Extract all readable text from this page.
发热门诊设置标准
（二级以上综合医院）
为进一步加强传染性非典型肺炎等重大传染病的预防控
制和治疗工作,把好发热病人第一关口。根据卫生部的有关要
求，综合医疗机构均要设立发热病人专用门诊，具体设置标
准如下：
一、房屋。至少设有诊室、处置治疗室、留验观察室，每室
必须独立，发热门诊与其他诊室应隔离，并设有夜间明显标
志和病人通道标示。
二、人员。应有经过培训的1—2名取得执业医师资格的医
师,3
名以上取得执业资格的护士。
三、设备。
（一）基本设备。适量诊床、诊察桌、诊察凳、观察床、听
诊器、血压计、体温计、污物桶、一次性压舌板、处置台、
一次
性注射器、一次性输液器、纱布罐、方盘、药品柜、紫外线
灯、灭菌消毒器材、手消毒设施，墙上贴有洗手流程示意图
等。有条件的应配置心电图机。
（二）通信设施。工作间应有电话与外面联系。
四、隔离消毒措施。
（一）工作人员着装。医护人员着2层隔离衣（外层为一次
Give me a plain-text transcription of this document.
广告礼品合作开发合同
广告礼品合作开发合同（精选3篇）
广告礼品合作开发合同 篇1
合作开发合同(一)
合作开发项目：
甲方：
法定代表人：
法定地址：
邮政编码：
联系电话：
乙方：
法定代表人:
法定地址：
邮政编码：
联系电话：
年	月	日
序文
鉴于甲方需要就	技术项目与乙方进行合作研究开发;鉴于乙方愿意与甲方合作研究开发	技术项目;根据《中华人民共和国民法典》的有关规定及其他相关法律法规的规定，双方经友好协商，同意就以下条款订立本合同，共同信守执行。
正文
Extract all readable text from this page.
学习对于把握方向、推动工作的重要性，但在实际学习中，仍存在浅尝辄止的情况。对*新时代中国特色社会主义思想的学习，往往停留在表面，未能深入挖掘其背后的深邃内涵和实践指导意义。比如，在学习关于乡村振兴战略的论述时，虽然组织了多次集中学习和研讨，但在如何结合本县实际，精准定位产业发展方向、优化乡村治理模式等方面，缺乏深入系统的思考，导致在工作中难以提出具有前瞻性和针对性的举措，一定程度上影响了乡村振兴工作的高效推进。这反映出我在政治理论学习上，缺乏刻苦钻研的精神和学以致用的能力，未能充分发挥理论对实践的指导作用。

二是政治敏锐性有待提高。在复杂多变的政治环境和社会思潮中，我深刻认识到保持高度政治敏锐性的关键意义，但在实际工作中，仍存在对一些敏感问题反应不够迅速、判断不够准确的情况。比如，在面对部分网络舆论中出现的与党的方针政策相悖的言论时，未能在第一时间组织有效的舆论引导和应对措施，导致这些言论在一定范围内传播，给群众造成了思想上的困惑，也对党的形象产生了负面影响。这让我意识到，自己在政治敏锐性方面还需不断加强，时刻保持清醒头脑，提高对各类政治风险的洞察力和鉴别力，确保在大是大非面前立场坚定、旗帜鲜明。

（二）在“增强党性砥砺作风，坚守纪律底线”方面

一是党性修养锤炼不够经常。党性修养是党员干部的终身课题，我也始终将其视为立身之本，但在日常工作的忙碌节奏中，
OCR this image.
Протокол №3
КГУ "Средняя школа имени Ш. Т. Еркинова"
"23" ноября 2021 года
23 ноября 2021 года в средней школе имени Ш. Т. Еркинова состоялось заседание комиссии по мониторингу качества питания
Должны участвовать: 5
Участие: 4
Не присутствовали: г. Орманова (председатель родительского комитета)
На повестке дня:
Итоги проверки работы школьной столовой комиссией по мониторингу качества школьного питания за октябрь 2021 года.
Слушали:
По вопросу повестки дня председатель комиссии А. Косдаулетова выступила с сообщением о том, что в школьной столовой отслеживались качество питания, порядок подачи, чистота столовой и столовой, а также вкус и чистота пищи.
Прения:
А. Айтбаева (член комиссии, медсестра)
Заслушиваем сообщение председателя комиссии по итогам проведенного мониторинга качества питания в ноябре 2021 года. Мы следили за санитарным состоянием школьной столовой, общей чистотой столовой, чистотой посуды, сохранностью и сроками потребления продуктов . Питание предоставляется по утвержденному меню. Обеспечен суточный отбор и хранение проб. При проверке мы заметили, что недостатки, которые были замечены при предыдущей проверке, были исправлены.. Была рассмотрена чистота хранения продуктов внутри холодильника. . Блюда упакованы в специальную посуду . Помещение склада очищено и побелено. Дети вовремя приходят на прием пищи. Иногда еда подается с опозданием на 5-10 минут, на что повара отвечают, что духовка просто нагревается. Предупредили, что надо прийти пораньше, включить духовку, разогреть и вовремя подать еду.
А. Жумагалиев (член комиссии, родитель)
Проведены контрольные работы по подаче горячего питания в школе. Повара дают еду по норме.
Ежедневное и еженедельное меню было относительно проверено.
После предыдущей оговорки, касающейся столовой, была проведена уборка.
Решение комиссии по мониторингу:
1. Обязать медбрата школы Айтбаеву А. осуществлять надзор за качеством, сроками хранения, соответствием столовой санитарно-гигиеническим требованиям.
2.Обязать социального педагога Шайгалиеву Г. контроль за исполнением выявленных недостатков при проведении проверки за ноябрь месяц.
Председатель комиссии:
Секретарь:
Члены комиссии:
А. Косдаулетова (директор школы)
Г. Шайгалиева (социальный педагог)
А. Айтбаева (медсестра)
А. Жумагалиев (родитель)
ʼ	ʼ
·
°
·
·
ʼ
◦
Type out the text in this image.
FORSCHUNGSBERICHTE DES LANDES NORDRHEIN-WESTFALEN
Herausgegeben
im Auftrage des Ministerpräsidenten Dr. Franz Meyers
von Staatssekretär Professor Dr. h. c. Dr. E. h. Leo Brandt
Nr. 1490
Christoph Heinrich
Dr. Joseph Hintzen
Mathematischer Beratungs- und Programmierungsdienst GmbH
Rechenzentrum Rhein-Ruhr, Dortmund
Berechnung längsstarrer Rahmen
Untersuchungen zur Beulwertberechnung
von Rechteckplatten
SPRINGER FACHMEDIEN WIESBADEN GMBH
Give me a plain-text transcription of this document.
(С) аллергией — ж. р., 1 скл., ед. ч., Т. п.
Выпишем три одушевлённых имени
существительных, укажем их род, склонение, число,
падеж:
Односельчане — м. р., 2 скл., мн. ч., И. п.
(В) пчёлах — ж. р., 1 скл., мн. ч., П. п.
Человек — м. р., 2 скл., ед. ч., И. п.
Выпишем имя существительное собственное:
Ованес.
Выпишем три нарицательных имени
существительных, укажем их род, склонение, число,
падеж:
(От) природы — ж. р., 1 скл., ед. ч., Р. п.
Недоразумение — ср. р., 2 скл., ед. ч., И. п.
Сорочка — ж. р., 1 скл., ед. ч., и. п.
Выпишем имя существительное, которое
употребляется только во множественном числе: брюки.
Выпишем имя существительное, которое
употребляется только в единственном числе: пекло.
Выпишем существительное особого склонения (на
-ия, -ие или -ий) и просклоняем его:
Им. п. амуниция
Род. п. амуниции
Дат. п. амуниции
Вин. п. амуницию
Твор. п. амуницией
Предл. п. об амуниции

#####

STATED PROBLEM: Each line from the one containing "Type out the text in this image." through the end of the entries, both included, is to be returned exactly, with no other lines.

TASK SOLUTION:
Type out the text in this image.
FORSCHUNGSBERICHTE DES LANDES NORDRHEIN-WESTFALEN
Herausgegeben
im Auftrage des Ministerpräsidenten Dr. Franz Meyers
von Staatssekretär Professor Dr. h. c. Dr. E. h. Leo Brandt
Nr. 1490
Christoph Heinrich
Dr. Joseph Hintzen
Mathematischer Beratungs- und Programmierungsdienst GmbH
Rechenzentrum Rhein-Ruhr, Dortmund
Berechnung längsstarrer Rahmen
Untersuchungen zur Beulwertberechnung
von Rechteckplatten
SPRINGER FACHMEDIEN WIESBADEN GMBH
Give me a plain-text transcription of this document.
(С) аллергией — ж. р., 1 скл., ед. ч., Т. п.
Выпишем три одушевлённых имени
существительных, укажем их род, склонение, число,
падеж:
Односельчане — м. р., 2 скл., мн. ч., И. п.
(В) пчёлах — ж. р., 1 скл., мн. ч., П. п.
Человек — м. р., 2 скл., ед. ч., И. п.
Выпишем имя существительное собственное:
Ованес.
Выпишем три нарицательных имени
существительных, укажем их род, склонение, число,
падеж:
(От) природы — ж. р., 1 скл., ед. ч., Р. п.
Недоразумение — ср. р., 2 скл., ед. ч., И. п.
Сорочка — ж. р., 1 скл., ед. ч., и. п.
Выпишем имя существительное, которое
употребляется только во множественном числе: брюки.
Выпишем имя существительное, которое
употребляется только в единственном числе: пекло.
Выпишем существительное особого склонения (на
-ия, -ие или -ий) и просклоняем его:
Им. п. амуниция
Род. п. амуниции
Дат. п. амуниции
Вин. п. амуницию
Твор. п. амуницией
Предл. п. об амуниции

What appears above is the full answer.